Items listed in a dataset:
## start
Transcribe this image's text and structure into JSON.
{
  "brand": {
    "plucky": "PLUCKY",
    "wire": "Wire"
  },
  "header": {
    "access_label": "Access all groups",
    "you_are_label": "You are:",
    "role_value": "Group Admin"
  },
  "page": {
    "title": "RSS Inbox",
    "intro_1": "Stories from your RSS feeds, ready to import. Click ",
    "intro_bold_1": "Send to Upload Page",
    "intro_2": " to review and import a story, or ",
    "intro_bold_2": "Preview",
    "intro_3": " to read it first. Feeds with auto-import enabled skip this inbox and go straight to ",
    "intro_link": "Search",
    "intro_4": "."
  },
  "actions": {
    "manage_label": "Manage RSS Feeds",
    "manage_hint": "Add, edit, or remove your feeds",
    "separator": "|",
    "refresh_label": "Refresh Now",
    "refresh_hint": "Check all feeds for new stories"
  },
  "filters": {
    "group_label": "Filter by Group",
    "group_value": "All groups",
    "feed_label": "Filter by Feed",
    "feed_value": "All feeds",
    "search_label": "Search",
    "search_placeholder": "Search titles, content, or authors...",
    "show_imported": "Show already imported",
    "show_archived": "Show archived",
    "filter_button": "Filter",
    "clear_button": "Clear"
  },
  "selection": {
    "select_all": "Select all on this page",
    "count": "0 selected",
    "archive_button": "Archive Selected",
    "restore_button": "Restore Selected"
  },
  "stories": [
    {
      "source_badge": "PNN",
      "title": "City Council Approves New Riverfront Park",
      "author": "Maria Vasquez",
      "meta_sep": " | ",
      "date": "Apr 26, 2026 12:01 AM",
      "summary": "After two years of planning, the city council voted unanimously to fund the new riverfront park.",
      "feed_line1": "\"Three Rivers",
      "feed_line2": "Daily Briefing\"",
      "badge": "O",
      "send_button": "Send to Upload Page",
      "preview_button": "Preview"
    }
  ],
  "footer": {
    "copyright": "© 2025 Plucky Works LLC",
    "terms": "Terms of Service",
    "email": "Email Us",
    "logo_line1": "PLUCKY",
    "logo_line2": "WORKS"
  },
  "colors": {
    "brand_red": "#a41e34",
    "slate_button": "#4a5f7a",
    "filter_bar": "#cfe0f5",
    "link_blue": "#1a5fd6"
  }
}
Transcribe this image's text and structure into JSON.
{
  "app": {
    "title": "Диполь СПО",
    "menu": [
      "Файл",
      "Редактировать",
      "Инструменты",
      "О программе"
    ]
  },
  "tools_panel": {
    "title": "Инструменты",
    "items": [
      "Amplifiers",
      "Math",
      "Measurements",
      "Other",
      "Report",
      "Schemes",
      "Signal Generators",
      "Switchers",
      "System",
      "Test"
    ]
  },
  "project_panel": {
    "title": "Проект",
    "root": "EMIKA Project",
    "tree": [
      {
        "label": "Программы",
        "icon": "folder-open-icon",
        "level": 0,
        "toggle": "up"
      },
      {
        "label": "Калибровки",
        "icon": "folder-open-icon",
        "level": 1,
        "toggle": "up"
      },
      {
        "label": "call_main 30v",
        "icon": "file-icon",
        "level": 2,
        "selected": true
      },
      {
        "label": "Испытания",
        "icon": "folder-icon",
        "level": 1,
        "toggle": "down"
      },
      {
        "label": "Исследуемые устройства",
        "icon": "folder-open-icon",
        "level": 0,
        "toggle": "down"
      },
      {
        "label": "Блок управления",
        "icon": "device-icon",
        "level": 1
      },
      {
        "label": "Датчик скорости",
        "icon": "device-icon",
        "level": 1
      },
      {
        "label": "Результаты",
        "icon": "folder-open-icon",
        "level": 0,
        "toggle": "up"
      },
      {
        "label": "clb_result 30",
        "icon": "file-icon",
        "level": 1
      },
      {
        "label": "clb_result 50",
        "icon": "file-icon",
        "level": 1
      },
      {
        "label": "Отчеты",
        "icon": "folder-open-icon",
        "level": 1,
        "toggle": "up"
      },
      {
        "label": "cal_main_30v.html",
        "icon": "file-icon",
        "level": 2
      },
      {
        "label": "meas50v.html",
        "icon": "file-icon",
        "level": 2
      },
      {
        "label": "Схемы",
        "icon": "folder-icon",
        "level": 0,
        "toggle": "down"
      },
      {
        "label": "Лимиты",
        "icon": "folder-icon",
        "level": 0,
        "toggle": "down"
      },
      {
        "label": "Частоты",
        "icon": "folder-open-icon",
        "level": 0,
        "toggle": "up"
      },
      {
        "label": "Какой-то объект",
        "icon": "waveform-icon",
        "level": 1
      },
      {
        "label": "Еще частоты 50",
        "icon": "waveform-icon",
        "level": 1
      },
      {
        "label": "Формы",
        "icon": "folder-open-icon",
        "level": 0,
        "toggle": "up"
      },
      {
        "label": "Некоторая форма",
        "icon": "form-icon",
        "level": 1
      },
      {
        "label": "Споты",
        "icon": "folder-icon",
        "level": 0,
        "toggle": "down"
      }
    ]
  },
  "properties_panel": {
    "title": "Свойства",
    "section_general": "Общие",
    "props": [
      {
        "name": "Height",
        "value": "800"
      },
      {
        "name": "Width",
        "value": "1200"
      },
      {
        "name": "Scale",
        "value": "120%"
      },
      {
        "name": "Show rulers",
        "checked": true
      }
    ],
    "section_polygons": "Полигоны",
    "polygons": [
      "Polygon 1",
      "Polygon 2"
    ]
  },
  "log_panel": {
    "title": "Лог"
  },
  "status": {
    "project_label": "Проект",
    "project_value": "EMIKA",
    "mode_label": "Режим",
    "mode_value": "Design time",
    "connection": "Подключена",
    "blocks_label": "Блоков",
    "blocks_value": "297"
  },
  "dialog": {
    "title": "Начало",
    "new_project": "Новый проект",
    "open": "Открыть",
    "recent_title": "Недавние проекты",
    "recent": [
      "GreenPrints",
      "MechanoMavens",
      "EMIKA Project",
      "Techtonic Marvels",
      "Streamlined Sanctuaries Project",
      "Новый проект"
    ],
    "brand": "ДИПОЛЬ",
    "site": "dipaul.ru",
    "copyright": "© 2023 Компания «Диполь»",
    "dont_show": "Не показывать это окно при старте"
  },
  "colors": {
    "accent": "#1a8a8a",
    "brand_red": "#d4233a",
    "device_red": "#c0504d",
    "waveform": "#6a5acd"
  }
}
## end
- Task description
Output the full listing without altering anything.

- Output for this exercise
Transcribe this image's text and structure into JSON.
{
  "brand": {
    "plucky": "PLUCKY",
    "wire": "Wire"
  },
  "header": {
    "access_label": "Access all groups",
    "you_are_label": "You are:",
    "role_value": "Group Admin"
  },
  "page": {
    "title": "RSS Inbox",
    "intro_1": "Stories from your RSS feeds, ready to import. Click ",
    "intro_bold_1": "Send to Upload Page",
    "intro_2": " to review and import a story, or ",
    "intro_bold_2": "Preview",
    "intro_3": " to read it first. Feeds with auto-import enabled skip this inbox and go straight to ",
    "intro_link": "Search",
    "intro_4": "."
  },
  "actions": {
    "manage_label": "Manage RSS Feeds",
    "manage_hint": "Add, edit, or remove your feeds",
    "separator": "|",
    "refresh_label": "Refresh Now",
    "refresh_hint": "Check all feeds for new stories"
  },
  "filters": {
    "group_label": "Filter by Group",
    "group_value": "All groups",
    "feed_label": "Filter by Feed",
    "feed_value": "All feeds",
    "search_label": "Search",
    "search_placeholder": "Search titles, content, or authors...",
    "show_imported": "Show already imported",
    "show_archived": "Show archived",
    "filter_button": "Filter",
    "clear_button": "Clear"
  },
  "selection": {
    "select_all": "Select all on this page",
    "count": "0 selected",
    "archive_button": "Archive Selected",
    "restore_button": "Restore Selected"
  },
  "stories": [
    {
      "source_badge": "PNN",
      "title": "City Council Approves New Riverfront Park",
      "author": "Maria Vasquez",
      "meta_sep": " | ",
      "date": "Apr 26, 2026 12:01 AM",
      "summary": "After two years of planning, the city council voted unanimously to fund the new riverfront park.",
      "feed_line1": "\"Three Rivers",
      "feed_line2": "Daily Briefing\"",
      "badge": "O",
      "send_button": "Send to Upload Page",
      "preview_button": "Preview"
    }
  ],
  "footer": {
    "copyright": "© 2025 Plucky Works LLC",
    "terms": "Terms of Service",
    "email": "Email Us",
    "logo_line1": "PLUCKY",
    "logo_line2": "WORKS"
  },
  "colors": {
    "brand_red": "#a41e34",
    "slate_button": "#4a5f7a",
    "filter_bar": "#cfe0f5",
    "link_blue": "#1a5fd6"
  }
}
Transcribe this image's text and structure into JSON.
{
  "app": {
    "title": "Диполь СПО",
    "menu": [
      "Файл",
      "Редактировать",
      "Инструменты",
      "О программе"
    ]
  },
  "tools_panel": {
    "title": "Инструменты",
    "items": [
      "Amplifiers",
      "Math",
      "Measurements",
      "Other",
      "Report",
      "Schemes",
      "Signal Generators",
      "Switchers",
      "System",
      "Test"
    ]
  },
  "project_panel": {
    "title": "Проект",
    "root": "EMIKA Project",
    "tree": [
      {
        "label": "Программы",
        "icon": "folder-open-icon",
        "level": 0,
        "toggle": "up"
      },
      {
        "label": "Калибровки",
        "icon": "folder-open-icon",
        "level": 1,
        "toggle": "up"
      },
      {
        "label": "call_main 30v",
        "icon": "file-icon",
        "level": 2,
        "selected": true
      },
      {
        "label": "Испытания",
        "icon": "folder-icon",
        "level": 1,
        "toggle": "down"
      },
      {
        "label": "Исследуемые устройства",
        "icon": "folder-open-icon",
        "level": 0,
        "toggle": "down"
      },
      {
        "label": "Блок управления",
        "icon": "device-icon",
        "level": 1
      },
      {
        "label": "Датчик скорости",
        "icon": "device-icon",
        "level": 1
      },
      {
        "label": "Результаты",
        "icon": "folder-open-icon",
        "level": 0,
        "toggle": "up"
      },
      {
        "label": "clb_result 30",
        "icon": "file-icon",
        "level": 1
      },
      {
        "label": "clb_result 50",
        "icon": "file-icon",
        "level": 1
      },
      {
        "label": "Отчеты",
        "icon": "folder-open-icon",
        "level": 1,
        "toggle": "up"
      },
      {
        "label": "cal_main_30v.html",
        "icon": "file-icon",
        "level": 2
      },
      {
        "label": "meas50v.html",
        "icon": "file-icon",
        "level": 2
      },
      {
        "label": "Схемы",
        "icon": "folder-icon",
        "level": 0,
        "toggle": "down"
      },
      {
        "label": "Лимиты",
        "icon": "folder-icon",
        "level": 0,
        "toggle": "down"
      },
      {
        "label": "Частоты",
        "icon": "folder-open-icon",
        "level": 0,
        "toggle": "up"
      },
      {
        "label": "Какой-то объект",
        "icon": "waveform-icon",
        "level": 1
      },
      {
        "label": "Еще частоты 50",
        "icon": "waveform-icon",
        "level": 1
      },
      {
        "label": "Формы",
        "icon": "folder-open-icon",
        "level": 0,
        "toggle": "up"
      },
      {
        "label": "Некоторая форма",
        "icon": "form-icon",
        "level": 1
      },
      {
        "label": "Споты",
        "icon": "folder-icon",
        "level": 0,
        "toggle": "down"
      }
    ]
  },
  "properties_panel": {
    "title": "Свойства",
    "section_general": "Общие",
    "props": [
      {
        "name": "Height",
        "value": "800"
      },
      {
        "name": "Width",
        "value": "1200"
      },
      {
        "name": "Scale",
        "value": "120%"
      },
      {
        "name": "Show rulers",
        "checked": true
      }
    ],
    "section_polygons": "Полигоны",
    "polygons": [
      "Polygon 1",
      "Polygon 2"
    ]
  },
  "log_panel": {
    "title": "Лог"
  },
  "status": {
    "project_label": "Проект",
    "project_value": "EMIKA",
    "mode_label": "Режим",
    "mode_value": "Design time",
    "connection": "Подключена",
    "blocks_label": "Блоков",
    "blocks_value": "297"
  },
  "dialog": {
    "title": "Начало",
    "new_project": "Новый проект",
    "open": "Открыть",
    "recent_title": "Недавние проекты",
    "recent": [
      "GreenPrints",
      "MechanoMavens",
      "EMIKA Project",
      "Techtonic Marvels",
      "Streamlined Sanctuaries Project",
      "Новый проект"
    ],
    "brand": "ДИПОЛЬ",
    "site": "dipaul.ru",
    "copyright": "© 2023 Компания «Диполь»",
    "dont_show": "Не показывать это окно при старте"
  },
  "colors": {
    "accent": "#1a8a8a",
    "brand_red": "#d4233a",
    "device_red": "#c0504d",
    "waveform": "#6a5acd"
  }
}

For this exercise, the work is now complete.